[START MATERIAL SUPPLIED]
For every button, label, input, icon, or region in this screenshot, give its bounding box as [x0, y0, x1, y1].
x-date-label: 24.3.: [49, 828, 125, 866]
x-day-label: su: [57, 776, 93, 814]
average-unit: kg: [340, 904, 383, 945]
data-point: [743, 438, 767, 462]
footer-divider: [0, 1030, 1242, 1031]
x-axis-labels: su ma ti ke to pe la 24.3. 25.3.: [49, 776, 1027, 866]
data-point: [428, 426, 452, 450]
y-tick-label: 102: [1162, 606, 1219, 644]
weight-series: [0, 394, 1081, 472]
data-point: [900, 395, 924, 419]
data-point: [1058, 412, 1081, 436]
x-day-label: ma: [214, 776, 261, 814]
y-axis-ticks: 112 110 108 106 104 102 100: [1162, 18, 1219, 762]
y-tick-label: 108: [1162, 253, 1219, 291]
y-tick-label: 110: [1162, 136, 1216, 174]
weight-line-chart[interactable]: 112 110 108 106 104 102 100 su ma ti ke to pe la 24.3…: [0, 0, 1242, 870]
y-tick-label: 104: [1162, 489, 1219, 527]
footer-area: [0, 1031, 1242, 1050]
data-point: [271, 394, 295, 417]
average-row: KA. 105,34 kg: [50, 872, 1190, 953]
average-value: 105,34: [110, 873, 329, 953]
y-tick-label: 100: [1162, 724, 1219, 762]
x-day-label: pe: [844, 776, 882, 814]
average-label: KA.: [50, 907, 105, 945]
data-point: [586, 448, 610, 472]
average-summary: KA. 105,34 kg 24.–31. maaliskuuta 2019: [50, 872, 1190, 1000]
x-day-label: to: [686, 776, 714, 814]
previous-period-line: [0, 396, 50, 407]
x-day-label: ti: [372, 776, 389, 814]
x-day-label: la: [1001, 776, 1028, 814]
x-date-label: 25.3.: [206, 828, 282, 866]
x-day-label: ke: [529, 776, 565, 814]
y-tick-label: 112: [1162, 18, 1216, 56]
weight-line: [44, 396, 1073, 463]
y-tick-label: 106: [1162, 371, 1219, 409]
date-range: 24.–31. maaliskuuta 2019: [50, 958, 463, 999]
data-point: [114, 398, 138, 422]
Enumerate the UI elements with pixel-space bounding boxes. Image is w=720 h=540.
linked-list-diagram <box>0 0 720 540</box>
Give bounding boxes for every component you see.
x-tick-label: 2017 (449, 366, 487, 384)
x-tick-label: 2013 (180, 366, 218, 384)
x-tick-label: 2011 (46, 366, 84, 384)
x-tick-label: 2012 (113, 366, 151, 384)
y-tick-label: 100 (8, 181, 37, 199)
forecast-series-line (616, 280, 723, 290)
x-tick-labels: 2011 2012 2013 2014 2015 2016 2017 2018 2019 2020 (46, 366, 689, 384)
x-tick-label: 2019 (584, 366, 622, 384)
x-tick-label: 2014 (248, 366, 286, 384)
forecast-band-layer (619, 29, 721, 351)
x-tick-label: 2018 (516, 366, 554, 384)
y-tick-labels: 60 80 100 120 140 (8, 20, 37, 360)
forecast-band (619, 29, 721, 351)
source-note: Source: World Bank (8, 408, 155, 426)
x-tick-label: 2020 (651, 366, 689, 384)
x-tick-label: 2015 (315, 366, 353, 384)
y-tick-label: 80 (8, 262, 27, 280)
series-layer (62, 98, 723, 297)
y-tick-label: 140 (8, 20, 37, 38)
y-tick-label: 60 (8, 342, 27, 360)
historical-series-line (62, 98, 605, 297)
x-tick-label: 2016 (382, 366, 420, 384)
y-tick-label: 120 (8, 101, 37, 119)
[END MATERIAL SUPPLIED]
Rename every "data-point" in the records above to "point-marker", and reproduce all the records with nothing else changed.

For every button, label, input, icon, or region in this screenshot, give its bounding box as [x0, y0, x1, y1].
x-date-label: 24.3.: [49, 828, 125, 866]
x-day-label: su: [57, 776, 93, 814]
average-unit: kg: [340, 904, 383, 945]
point-marker: [743, 438, 767, 462]
footer-divider: [0, 1030, 1242, 1031]
x-axis-labels: su ma ti ke to pe la 24.3. 25.3.: [49, 776, 1027, 866]
point-marker: [428, 426, 452, 450]
y-tick-label: 102: [1162, 606, 1219, 644]
weight-series: [0, 394, 1081, 472]
point-marker: [900, 395, 924, 419]
point-marker: [1058, 412, 1081, 436]
x-day-label: ma: [214, 776, 261, 814]
y-axis-ticks: 112 110 108 106 104 102 100: [1162, 18, 1219, 762]
y-tick-label: 108: [1162, 253, 1219, 291]
y-tick-label: 110: [1162, 136, 1216, 174]
weight-line-chart[interactable]: 112 110 108 106 104 102 100 su ma ti ke to pe la 24.3…: [0, 0, 1242, 870]
y-tick-label: 104: [1162, 489, 1219, 527]
footer-area: [0, 1031, 1242, 1050]
point-marker: [271, 394, 295, 417]
average-row: KA. 105,34 kg: [50, 872, 1190, 953]
average-value: 105,34: [110, 873, 329, 953]
y-tick-label: 100: [1162, 724, 1219, 762]
x-day-label: pe: [844, 776, 882, 814]
average-label: KA.: [50, 907, 105, 945]
point-marker: [586, 448, 610, 472]
average-summary: KA. 105,34 kg 24.–31. maaliskuuta 2019: [50, 872, 1190, 1000]
x-day-label: to: [686, 776, 714, 814]
previous-period-line: [0, 396, 50, 407]
x-day-label: ti: [372, 776, 389, 814]
x-day-label: la: [1001, 776, 1028, 814]
x-date-label: 25.3.: [206, 828, 282, 866]
x-day-label: ke: [529, 776, 565, 814]
y-tick-label: 112: [1162, 18, 1216, 56]
weight-line: [44, 396, 1073, 463]
y-tick-label: 106: [1162, 371, 1219, 409]
date-range: 24.–31. maaliskuuta 2019: [50, 958, 463, 999]
point-marker: [114, 398, 138, 422]
Enumerate the UI elements with pixel-space bounding boxes. Image is w=720 h=540.
linked-list-diagram <box>0 0 720 540</box>
Give bounding boxes for every component you see.
x-tick-label: 2017 (449, 366, 487, 384)
x-tick-label: 2013 (180, 366, 218, 384)
x-tick-label: 2011 (46, 366, 84, 384)
x-tick-label: 2012 (113, 366, 151, 384)
y-tick-label: 100 (8, 181, 37, 199)
forecast-series-line (616, 280, 723, 290)
x-tick-labels: 2011 2012 2013 2014 2015 2016 2017 2018 2019 2020 (46, 366, 689, 384)
x-tick-label: 2019 (584, 366, 622, 384)
x-tick-label: 2014 (248, 366, 286, 384)
forecast-band-layer (619, 29, 721, 351)
x-tick-label: 2018 (516, 366, 554, 384)
y-tick-labels: 60 80 100 120 140 (8, 20, 37, 360)
forecast-band (619, 29, 721, 351)
source-note: Source: World Bank (8, 408, 155, 426)
x-tick-label: 2020 (651, 366, 689, 384)
x-tick-label: 2015 (315, 366, 353, 384)
y-tick-label: 80 (8, 262, 27, 280)
series-layer (62, 98, 723, 297)
y-tick-label: 140 (8, 20, 37, 38)
y-tick-label: 60 (8, 342, 27, 360)
historical-series-line (62, 98, 605, 297)
x-tick-label: 2016 (382, 366, 420, 384)
y-tick-label: 120 (8, 101, 37, 119)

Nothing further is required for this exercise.